**WHAT YOU HAVE TO DO:**
Each line below needs to be duplicated without alteration.

**EXERCISE INPUT:**
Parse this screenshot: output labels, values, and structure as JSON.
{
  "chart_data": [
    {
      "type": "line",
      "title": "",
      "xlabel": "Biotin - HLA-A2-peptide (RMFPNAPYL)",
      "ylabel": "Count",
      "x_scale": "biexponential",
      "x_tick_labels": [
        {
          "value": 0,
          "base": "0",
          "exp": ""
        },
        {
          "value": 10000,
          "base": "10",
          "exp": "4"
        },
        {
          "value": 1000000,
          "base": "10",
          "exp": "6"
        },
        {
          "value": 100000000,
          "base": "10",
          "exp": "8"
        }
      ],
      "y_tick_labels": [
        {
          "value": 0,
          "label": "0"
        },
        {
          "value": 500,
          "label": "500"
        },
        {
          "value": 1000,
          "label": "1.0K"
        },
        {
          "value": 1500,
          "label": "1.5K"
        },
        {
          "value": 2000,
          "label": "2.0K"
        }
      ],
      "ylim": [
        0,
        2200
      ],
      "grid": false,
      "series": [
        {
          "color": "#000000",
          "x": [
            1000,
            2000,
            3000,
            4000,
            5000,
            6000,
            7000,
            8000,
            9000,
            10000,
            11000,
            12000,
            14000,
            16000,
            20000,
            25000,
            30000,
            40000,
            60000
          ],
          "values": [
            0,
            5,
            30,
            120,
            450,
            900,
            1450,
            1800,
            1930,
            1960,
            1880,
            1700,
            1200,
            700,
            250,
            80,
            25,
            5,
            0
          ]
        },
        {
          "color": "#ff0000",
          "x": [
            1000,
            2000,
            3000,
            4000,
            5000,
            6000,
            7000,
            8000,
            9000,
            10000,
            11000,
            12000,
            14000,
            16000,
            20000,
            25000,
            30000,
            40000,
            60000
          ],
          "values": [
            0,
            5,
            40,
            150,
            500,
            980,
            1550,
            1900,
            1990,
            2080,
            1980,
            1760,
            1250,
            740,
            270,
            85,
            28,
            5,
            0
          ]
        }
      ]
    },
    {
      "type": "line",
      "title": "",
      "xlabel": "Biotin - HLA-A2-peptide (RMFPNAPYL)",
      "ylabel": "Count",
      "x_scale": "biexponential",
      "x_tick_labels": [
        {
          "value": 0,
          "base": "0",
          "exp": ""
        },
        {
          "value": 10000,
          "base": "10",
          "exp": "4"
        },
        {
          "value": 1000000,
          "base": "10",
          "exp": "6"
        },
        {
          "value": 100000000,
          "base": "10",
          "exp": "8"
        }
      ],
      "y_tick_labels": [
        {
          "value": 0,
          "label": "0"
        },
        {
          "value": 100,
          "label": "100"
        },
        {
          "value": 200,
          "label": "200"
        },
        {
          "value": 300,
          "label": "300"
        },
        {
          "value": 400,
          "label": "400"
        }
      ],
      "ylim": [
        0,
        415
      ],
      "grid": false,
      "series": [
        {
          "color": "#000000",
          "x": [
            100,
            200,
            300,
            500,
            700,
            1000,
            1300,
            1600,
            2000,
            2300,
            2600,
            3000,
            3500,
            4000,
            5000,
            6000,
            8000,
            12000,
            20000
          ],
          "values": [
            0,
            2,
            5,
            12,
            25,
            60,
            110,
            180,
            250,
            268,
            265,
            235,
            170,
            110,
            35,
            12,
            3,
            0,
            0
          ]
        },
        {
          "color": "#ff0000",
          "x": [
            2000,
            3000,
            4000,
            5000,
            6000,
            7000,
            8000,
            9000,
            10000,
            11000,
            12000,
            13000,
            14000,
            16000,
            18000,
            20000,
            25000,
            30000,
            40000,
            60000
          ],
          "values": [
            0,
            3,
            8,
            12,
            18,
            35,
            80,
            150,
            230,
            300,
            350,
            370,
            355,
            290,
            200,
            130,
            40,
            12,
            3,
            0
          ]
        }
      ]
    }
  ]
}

**RESULT OF THIS EXERCISE:**
Parse this screenshot: output labels, values, and structure as JSON.
{
  "chart_data": [
    {
      "type": "line",
      "title": "",
      "xlabel": "Biotin - HLA-A2-peptide (RMFPNAPYL)",
      "ylabel": "Count",
      "x_scale": "biexponential",
      "x_tick_labels": [
        {
          "value": 0,
          "base": "0",
          "exp": ""
        },
        {
          "value": 10000,
          "base": "10",
          "exp": "4"
        },
        {
          "value": 1000000,
          "base": "10",
          "exp": "6"
        },
        {
          "value": 100000000,
          "base": "10",
          "exp": "8"
        }
      ],
      "y_tick_labels": [
        {
          "value": 0,
          "label": "0"
        },
        {
          "value": 500,
          "label": "500"
        },
        {
          "value": 1000,
          "label": "1.0K"
        },
        {
          "value": 1500,
          "label": "1.5K"
        },
        {
          "value": 2000,
          "label": "2.0K"
        }
      ],
      "ylim": [
        0,
        2200
      ],
      "grid": false,
      "series": [
        {
          "color": "#000000",
          "x": [
            1000,
            2000,
            3000,
            4000,
            5000,
            6000,
            7000,
            8000,
            9000,
            10000,
            11000,
            12000,
            14000,
            16000,
            20000,
            25000,
            30000,
            40000,
            60000
          ],
          "values": [
            0,
            5,
            30,
            120,
            450,
            900,
            1450,
            1800,
            1930,
            1960,
            1880,
            1700,
            1200,
            700,
            250,
            80,
            25,
            5,
            0
          ]
        },
        {
          "color": "#ff0000",
          "x": [
            1000,
            2000,
            3000,
            4000,
            5000,
            6000,
            7000,
            8000,
            9000,
            10000,
            11000,
            12000,
            14000,
            16000,
            20000,
            25000,
            30000,
            40000,
            60000
          ],
          "values": [
            0,
            5,
            40,
            150,
            500,
            980,
            1550,
            1900,
            1990,
            2080,
            1980,
            1760,
            1250,
            740,
            270,
            85,
            28,
            5,
            0
          ]
        }
      ]
    },
    {
      "type": "line",
      "title": "",
      "xlabel": "Biotin - HLA-A2-peptide (RMFPNAPYL)",
      "ylabel": "Count",
      "x_scale": "biexponential",
      "x_tick_labels": [
        {
          "value": 0,
          "base": "0",
          "exp": ""
        },
        {
          "value": 10000,
          "base": "10",
          "exp": "4"
        },
        {
          "value": 1000000,
          "base": "10",
          "exp": "6"
        },
        {
          "value": 100000000,
          "base": "10",
          "exp": "8"
        }
      ],
      "y_tick_labels": [
        {
          "value": 0,
          "label": "0"
        },
        {
          "value": 100,
          "label": "100"
        },
        {
          "value": 200,
          "label": "200"
        },
        {
          "value": 300,
          "label": "300"
        },
        {
          "value": 400,
          "label": "400"
        }
      ],
      "ylim": [
        0,
        415
      ],
      "grid": false,
      "series": [
        {
          "color": "#000000",
          "x": [
            100,
            200,
            300,
            500,
            700,
            1000,
            1300,
            1600,
            2000,
            2300,
            2600,
            3000,
            3500,
            4000,
            5000,
            6000,
            8000,
            12000,
            20000
          ],
          "values": [
            0,
            2,
            5,
            12,
            25,
            60,
            110,
            180,
            250,
            268,
            265,
            235,
            170,
            110,
            35,
            12,
            3,
            0,
            0
          ]
        },
        {
          "color": "#ff0000",
          "x": [
            2000,
            3000,
            4000,
            5000,
            6000,
            7000,
            8000,
            9000,
            10000,
            11000,
            12000,
            13000,
            14000,
            16000,
            18000,
            20000,
            25000,
            30000,
            40000,
            60000
          ],
          "values": [
            0,
            3,
            8,
            12,
            18,
            35,
            80,
            150,
            230,
            300,
            350,
            370,
            355,
            290,
            200,
            130,
            40,
            12,
            3,
            0
          ]
        }
      ]
    }
  ]
}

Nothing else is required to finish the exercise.